[Dataset listings of figures]
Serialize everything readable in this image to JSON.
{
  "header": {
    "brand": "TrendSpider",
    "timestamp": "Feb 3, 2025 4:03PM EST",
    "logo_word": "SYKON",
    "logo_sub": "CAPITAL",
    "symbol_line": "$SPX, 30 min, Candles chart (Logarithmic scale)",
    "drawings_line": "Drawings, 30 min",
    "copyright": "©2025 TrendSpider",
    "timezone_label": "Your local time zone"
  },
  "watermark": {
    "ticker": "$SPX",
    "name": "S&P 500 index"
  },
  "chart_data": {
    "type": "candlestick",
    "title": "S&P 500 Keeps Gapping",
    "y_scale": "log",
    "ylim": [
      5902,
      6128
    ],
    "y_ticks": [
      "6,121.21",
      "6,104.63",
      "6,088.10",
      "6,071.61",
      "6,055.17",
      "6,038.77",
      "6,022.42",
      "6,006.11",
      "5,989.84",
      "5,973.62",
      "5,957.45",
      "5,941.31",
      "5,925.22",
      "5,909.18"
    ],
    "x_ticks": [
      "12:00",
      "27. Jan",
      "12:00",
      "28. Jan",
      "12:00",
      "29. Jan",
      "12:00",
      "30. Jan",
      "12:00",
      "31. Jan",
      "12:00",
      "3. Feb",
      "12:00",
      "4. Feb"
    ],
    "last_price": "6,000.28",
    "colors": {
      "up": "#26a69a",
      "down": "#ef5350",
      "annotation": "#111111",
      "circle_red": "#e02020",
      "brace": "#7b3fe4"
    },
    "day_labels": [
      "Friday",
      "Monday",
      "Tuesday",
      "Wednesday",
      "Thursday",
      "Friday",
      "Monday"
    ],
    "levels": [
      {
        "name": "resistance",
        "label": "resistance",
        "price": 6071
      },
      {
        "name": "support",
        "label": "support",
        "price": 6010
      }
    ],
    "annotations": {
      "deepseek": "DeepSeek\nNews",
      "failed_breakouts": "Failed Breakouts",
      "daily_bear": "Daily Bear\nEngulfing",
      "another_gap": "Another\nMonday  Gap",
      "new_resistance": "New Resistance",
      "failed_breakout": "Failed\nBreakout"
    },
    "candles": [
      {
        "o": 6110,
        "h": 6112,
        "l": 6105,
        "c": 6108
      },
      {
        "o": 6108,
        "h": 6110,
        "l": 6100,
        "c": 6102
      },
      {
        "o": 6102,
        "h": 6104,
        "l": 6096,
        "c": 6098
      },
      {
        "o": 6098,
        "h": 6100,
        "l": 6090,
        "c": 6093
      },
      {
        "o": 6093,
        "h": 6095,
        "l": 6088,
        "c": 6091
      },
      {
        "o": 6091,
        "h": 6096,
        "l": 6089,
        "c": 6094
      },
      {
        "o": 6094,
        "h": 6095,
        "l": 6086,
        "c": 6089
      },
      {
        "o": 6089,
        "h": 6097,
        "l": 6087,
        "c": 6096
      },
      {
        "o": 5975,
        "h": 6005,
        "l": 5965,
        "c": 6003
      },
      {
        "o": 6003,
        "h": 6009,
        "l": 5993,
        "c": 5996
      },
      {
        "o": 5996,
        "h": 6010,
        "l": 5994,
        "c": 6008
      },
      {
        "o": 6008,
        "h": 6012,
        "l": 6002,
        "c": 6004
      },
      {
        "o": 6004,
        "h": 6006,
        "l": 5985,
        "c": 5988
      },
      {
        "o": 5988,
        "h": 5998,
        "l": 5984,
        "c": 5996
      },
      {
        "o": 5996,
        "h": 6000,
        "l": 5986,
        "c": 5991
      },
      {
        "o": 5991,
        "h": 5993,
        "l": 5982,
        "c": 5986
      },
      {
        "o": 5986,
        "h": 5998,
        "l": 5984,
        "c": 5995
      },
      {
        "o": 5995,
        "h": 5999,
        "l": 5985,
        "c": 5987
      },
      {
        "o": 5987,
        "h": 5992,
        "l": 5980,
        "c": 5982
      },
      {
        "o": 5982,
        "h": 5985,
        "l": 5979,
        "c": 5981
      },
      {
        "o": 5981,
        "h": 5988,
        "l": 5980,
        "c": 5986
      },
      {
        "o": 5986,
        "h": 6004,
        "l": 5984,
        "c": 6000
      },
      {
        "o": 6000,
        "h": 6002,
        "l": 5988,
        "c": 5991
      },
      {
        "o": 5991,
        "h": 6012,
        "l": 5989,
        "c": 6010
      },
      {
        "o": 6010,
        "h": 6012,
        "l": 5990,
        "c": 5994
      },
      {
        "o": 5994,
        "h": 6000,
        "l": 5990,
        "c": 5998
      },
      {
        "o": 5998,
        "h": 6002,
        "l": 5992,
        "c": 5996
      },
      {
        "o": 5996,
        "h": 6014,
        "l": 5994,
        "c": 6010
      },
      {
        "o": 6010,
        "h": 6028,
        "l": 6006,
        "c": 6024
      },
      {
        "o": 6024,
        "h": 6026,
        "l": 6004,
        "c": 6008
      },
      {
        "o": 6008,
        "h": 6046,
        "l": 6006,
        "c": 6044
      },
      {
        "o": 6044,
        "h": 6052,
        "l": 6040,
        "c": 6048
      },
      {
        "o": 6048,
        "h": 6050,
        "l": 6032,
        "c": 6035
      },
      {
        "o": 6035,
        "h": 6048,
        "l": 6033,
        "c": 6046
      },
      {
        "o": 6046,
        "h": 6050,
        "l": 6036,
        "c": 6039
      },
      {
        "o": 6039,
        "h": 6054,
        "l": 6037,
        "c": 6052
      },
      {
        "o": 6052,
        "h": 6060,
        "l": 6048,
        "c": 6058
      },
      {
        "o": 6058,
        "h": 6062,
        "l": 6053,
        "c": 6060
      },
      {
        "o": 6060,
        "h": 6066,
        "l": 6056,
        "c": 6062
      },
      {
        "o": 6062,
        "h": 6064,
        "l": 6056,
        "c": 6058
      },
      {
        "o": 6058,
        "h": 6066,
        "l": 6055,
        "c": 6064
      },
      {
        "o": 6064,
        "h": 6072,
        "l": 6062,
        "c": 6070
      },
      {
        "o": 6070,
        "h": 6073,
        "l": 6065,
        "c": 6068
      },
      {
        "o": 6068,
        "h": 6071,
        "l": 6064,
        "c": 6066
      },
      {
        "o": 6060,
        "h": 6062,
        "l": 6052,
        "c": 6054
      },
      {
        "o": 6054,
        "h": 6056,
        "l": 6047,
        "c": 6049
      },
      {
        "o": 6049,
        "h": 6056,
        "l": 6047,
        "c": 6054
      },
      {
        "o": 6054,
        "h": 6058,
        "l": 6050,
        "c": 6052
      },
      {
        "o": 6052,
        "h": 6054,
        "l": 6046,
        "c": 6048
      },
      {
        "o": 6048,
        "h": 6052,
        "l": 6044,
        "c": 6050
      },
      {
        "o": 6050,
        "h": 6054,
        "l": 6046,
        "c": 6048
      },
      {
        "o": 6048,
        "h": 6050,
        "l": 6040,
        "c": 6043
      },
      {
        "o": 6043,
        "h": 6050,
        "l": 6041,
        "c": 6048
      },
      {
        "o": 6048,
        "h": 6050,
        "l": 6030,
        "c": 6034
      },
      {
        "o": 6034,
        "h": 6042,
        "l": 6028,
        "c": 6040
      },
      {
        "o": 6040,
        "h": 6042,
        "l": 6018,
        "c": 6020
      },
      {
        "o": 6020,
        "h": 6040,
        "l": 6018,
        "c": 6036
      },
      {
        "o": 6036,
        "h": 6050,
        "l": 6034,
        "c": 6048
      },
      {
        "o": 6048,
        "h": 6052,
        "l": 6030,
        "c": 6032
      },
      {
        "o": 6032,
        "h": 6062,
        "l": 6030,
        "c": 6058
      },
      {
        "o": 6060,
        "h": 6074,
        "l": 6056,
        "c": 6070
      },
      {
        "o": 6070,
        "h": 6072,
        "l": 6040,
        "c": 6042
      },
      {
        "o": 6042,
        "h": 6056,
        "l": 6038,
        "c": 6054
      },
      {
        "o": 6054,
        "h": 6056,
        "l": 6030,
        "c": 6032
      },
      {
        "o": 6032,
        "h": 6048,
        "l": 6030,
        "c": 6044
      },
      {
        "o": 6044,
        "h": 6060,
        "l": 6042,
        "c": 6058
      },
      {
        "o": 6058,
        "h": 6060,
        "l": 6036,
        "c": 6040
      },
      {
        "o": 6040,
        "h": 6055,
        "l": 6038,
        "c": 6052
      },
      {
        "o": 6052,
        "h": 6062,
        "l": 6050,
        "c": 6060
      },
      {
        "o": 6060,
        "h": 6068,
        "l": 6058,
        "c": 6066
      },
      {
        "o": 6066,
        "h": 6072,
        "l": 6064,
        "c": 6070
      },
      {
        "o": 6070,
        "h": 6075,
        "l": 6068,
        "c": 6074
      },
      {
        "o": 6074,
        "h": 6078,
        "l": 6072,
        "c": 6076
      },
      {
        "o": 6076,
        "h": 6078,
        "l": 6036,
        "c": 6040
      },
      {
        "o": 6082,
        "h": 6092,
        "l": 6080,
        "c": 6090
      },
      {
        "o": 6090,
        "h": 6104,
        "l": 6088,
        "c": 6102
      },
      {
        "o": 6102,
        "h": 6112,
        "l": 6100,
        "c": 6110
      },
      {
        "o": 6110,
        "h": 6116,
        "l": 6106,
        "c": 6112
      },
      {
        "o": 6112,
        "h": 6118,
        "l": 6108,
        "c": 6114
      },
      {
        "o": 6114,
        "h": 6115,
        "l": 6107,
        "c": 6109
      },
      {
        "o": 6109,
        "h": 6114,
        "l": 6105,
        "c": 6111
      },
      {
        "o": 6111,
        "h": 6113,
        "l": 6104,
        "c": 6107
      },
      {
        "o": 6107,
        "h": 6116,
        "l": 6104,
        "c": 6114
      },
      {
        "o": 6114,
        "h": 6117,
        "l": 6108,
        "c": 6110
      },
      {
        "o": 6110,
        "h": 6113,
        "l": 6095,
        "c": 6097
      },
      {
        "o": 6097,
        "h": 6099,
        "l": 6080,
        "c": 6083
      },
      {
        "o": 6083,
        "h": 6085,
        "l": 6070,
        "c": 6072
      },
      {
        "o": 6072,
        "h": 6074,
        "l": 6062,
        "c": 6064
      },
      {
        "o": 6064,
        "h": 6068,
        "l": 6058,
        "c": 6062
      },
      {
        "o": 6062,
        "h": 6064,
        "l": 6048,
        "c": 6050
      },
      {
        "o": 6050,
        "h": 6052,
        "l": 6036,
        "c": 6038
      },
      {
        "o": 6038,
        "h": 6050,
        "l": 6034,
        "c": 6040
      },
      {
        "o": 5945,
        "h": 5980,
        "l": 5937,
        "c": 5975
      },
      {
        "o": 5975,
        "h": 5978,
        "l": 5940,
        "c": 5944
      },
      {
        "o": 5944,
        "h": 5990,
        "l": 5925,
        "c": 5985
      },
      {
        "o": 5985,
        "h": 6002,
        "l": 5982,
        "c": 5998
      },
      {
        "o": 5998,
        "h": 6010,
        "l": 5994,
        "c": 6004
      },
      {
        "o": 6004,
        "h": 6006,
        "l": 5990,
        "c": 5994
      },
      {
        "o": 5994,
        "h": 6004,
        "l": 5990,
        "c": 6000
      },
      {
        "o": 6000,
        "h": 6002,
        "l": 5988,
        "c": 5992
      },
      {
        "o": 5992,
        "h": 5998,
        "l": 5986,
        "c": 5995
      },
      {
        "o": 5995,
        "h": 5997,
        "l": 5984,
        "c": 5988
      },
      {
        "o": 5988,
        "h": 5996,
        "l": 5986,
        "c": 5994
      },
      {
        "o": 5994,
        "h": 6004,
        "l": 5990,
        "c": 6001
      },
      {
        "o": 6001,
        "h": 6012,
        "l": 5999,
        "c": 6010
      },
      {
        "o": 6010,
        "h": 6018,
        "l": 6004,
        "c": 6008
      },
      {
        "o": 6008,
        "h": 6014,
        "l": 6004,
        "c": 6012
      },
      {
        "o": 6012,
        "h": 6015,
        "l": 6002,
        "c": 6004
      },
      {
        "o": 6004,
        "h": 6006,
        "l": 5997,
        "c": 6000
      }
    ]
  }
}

* **Task description**
Determine the number of lines in these entries that contain the word "name", and write only that number.

* **Right answer**
3